■ **Dataset extract**:
==========

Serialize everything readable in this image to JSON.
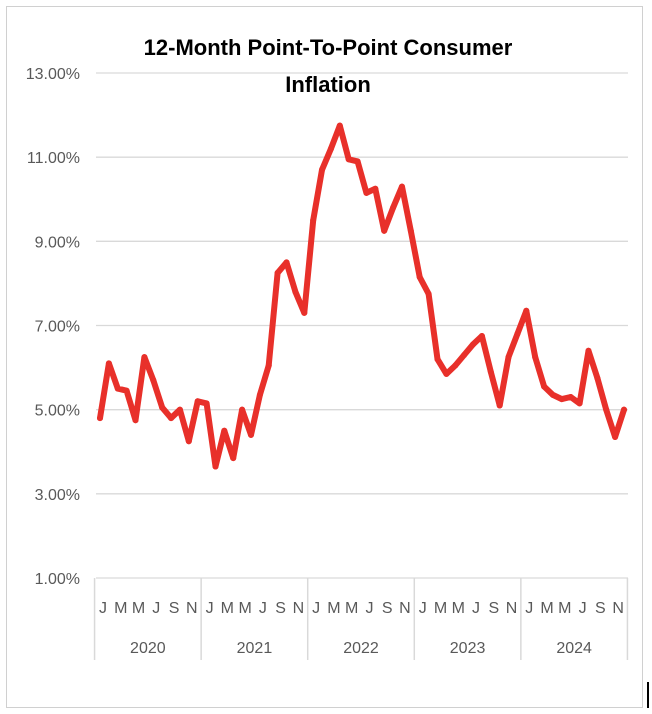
{
  "chart_data": {
    "type": "line",
    "title_line1": "12-Month Point-To-Point Consumer",
    "title_line2": "Inflation",
    "ylabel": "",
    "xlabel": "",
    "ylim": [
      1.0,
      13.0
    ],
    "yticks": [
      "1.00%",
      "3.00%",
      "5.00%",
      "7.00%",
      "9.00%",
      "11.00%",
      "13.00%"
    ],
    "ytick_values": [
      1,
      3,
      5,
      7,
      9,
      11,
      13
    ],
    "grid": true,
    "month_labels": [
      "J",
      "M",
      "M",
      "J",
      "S",
      "N"
    ],
    "month_label_indices": [
      0,
      2,
      4,
      6,
      8,
      10
    ],
    "years": [
      "2020",
      "2021",
      "2022",
      "2023",
      "2024"
    ],
    "line_color": "#e8302a",
    "series": [
      {
        "name": "12-Month Point-To-Point Consumer Inflation",
        "values": [
          4.8,
          6.1,
          5.5,
          5.45,
          4.75,
          6.25,
          5.7,
          5.05,
          4.8,
          5.0,
          4.25,
          5.2,
          5.15,
          3.65,
          4.5,
          3.85,
          5.0,
          4.4,
          5.35,
          6.05,
          8.25,
          8.5,
          7.8,
          7.3,
          9.5,
          10.7,
          11.2,
          11.75,
          10.95,
          10.9,
          10.15,
          10.25,
          9.25,
          9.8,
          10.3,
          9.25,
          8.15,
          7.75,
          6.2,
          5.85,
          6.05,
          6.3,
          6.55,
          6.75,
          5.9,
          5.1,
          6.25,
          6.8,
          7.35,
          6.25,
          5.55,
          5.35,
          5.25,
          5.3,
          5.15,
          6.4,
          5.75,
          5.0,
          4.35,
          5.0
        ]
      }
    ]
  }
}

==========

■ **Problem**: In the records above, locate each line with the word "Consumer". Copy all such lines.

■ **Result of the exercise**:
    "title_line1": "12-Month Point-To-Point Consumer",
        "name": "12-Month Point-To-Point Consumer Inflation",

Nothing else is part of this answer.